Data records

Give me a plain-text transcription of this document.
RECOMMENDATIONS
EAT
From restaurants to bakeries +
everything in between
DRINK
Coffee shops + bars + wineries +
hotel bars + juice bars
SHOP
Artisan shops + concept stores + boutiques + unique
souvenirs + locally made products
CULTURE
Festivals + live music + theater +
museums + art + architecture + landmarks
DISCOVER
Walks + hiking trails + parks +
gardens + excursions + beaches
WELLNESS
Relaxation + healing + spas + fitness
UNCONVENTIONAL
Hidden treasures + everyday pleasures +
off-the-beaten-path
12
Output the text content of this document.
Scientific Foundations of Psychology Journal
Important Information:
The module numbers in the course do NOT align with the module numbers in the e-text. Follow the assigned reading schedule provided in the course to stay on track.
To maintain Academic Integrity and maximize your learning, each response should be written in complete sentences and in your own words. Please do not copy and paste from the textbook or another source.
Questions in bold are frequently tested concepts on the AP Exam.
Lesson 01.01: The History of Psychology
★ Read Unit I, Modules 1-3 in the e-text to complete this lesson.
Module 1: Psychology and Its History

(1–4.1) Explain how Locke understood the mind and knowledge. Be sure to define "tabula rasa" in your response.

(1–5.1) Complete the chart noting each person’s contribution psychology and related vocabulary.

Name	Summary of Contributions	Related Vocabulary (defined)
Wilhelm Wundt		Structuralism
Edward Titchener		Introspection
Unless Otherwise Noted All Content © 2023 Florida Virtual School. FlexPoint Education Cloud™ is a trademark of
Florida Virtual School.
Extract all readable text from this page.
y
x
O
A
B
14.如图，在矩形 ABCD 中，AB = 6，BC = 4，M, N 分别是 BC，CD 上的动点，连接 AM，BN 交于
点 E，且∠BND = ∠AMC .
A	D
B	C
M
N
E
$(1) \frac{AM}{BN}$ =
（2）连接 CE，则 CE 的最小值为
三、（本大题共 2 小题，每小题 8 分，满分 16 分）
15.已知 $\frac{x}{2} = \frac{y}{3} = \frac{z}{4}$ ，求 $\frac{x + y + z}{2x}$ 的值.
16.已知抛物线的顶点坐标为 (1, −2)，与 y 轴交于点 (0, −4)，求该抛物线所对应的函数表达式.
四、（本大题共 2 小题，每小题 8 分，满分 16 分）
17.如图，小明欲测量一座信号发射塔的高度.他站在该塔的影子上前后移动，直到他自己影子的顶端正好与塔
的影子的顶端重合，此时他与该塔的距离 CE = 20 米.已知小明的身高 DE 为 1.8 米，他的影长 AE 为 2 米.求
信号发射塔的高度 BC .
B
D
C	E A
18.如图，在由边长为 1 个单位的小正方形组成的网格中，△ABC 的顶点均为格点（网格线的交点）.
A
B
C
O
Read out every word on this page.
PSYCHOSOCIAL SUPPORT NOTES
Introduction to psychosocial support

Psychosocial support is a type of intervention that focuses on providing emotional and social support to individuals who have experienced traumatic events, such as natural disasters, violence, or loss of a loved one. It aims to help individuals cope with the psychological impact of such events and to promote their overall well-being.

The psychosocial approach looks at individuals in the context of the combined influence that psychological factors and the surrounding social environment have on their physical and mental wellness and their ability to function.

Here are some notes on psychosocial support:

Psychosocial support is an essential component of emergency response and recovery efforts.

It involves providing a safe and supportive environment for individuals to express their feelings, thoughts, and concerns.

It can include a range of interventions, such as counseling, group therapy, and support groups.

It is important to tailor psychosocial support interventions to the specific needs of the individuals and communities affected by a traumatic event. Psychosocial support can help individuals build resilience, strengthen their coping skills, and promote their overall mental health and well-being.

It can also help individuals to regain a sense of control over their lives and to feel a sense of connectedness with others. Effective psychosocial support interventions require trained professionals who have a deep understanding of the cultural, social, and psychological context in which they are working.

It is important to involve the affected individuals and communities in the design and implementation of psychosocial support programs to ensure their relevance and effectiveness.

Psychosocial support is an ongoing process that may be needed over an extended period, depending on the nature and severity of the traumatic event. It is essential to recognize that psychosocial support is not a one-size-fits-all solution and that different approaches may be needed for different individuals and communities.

- **Problem to work on**: Extract the full listing above without alteration.

- **Response to the exercise**:
Give me a plain-text transcription of this document.
RECOMMENDATIONS
EAT
From restaurants to bakeries +
everything in between
DRINK
Coffee shops + bars + wineries +
hotel bars + juice bars
SHOP
Artisan shops + concept stores + boutiques + unique
souvenirs + locally made products
CULTURE
Festivals + live music + theater +
museums + art + architecture + landmarks
DISCOVER
Walks + hiking trails + parks +
gardens + excursions + beaches
WELLNESS
Relaxation + healing + spas + fitness
UNCONVENTIONAL
Hidden treasures + everyday pleasures +
off-the-beaten-path
12
Output the text content of this document.
Scientific Foundations of Psychology Journal
Important Information:
The module numbers in the course do NOT align with the module numbers in the e-text. Follow the assigned reading schedule provided in the course to stay on track.
To maintain Academic Integrity and maximize your learning, each response should be written in complete sentences and in your own words. Please do not copy and paste from the textbook or another source.
Questions in bold are frequently tested concepts on the AP Exam.
Lesson 01.01: The History of Psychology
★ Read Unit I, Modules 1-3 in the e-text to complete this lesson.
Module 1: Psychology and Its History

(1–4.1) Explain how Locke understood the mind and knowledge. Be sure to define "tabula rasa" in your response.

(1–5.1) Complete the chart noting each person’s contribution psychology and related vocabulary.

Name	Summary of Contributions	Related Vocabulary (defined)
Wilhelm Wundt		Structuralism
Edward Titchener		Introspection
Unless Otherwise Noted All Content © 2023 Florida Virtual School. FlexPoint Education Cloud™ is a trademark of
Florida Virtual School.
Extract all readable text from this page.
y
x
O
A
B
14.如图，在矩形 ABCD 中，AB = 6，BC = 4，M, N 分别是 BC，CD 上的动点，连接 AM，BN 交于
点 E，且∠BND = ∠AMC .
A	D
B	C
M
N
E
$(1) \frac{AM}{BN}$ =
（2）连接 CE，则 CE 的最小值为
三、（本大题共 2 小题，每小题 8 分，满分 16 分）
15.已知 $\frac{x}{2} = \frac{y}{3} = \frac{z}{4}$ ，求 $\frac{x + y + z}{2x}$ 的值.
16.已知抛物线的顶点坐标为 (1, −2)，与 y 轴交于点 (0, −4)，求该抛物线所对应的函数表达式.
四、（本大题共 2 小题，每小题 8 分，满分 16 分）
17.如图，小明欲测量一座信号发射塔的高度.他站在该塔的影子上前后移动，直到他自己影子的顶端正好与塔
的影子的顶端重合，此时他与该塔的距离 CE = 20 米.已知小明的身高 DE 为 1.8 米，他的影长 AE 为 2 米.求
信号发射塔的高度 BC .
B
D
C	E A
18.如图，在由边长为 1 个单位的小正方形组成的网格中，△ABC 的顶点均为格点（网格线的交点）.
A
B
C
O
Read out every word on this page.
PSYCHOSOCIAL SUPPORT NOTES
Introduction to psychosocial support

Psychosocial support is a type of intervention that focuses on providing emotional and social support to individuals who have experienced traumatic events, such as natural disasters, violence, or loss of a loved one. It aims to help individuals cope with the psychological impact of such events and to promote their overall well-being.

The psychosocial approach looks at individuals in the context of the combined influence that psychological factors and the surrounding social environment have on their physical and mental wellness and their ability to function.

Here are some notes on psychosocial support:

Psychosocial support is an essential component of emergency response and recovery efforts.

It involves providing a safe and supportive environment for individuals to express their feelings, thoughts, and concerns.

It can include a range of interventions, such as counseling, group therapy, and support groups.

It is important to tailor psychosocial support interventions to the specific needs of the individuals and communities affected by a traumatic event. Psychosocial support can help individuals build resilience, strengthen their coping skills, and promote their overall mental health and well-being.

It can also help individuals to regain a sense of control over their lives and to feel a sense of connectedness with others. Effective psychosocial support interventions require trained professionals who have a deep understanding of the cultural, social, and psychological context in which they are working.

It is important to involve the affected individuals and communities in the design and implementation of psychosocial support programs to ensure their relevance and effectiveness.

Psychosocial support is an ongoing process that may be needed over an extended period, depending on the nature and severity of the traumatic event. It is essential to recognize that psychosocial support is not a one-size-fits-all solution and that different approaches may be needed for different individuals and communities.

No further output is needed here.